■ **WRITTEN PROBLEM**
Find the lines with the string "Pipeline" and return them.

Dataset listings of figures
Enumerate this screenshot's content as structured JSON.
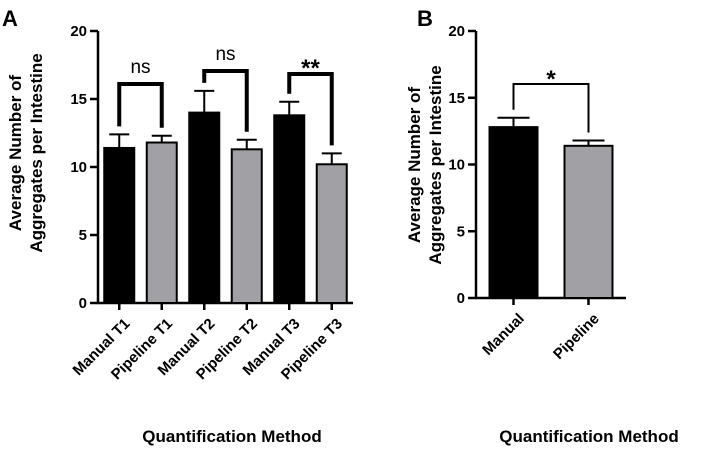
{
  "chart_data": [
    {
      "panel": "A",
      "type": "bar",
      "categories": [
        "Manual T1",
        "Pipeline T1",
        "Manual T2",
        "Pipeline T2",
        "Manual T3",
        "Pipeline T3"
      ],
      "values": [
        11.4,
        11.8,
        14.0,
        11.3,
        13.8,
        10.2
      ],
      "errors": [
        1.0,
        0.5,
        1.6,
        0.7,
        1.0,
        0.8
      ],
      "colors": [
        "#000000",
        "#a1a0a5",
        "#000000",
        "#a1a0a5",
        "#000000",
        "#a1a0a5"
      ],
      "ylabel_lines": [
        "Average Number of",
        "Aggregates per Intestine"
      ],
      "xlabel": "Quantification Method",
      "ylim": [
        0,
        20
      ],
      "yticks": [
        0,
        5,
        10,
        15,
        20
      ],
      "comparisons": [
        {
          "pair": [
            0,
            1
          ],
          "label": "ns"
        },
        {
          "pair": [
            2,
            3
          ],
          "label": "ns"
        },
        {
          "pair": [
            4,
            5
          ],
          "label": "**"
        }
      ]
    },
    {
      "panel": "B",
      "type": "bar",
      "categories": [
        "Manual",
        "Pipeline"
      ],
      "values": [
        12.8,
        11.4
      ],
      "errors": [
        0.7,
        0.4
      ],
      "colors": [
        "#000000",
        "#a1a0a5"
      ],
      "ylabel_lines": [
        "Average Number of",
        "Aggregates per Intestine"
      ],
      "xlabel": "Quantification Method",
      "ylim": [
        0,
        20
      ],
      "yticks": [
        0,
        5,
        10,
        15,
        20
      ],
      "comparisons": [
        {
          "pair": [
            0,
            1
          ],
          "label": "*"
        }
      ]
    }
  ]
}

■ **ANSWER FOR THE TASK**
        "Pipeline T1",
        "Pipeline T2",
        "Pipeline T3"
        "Pipeline"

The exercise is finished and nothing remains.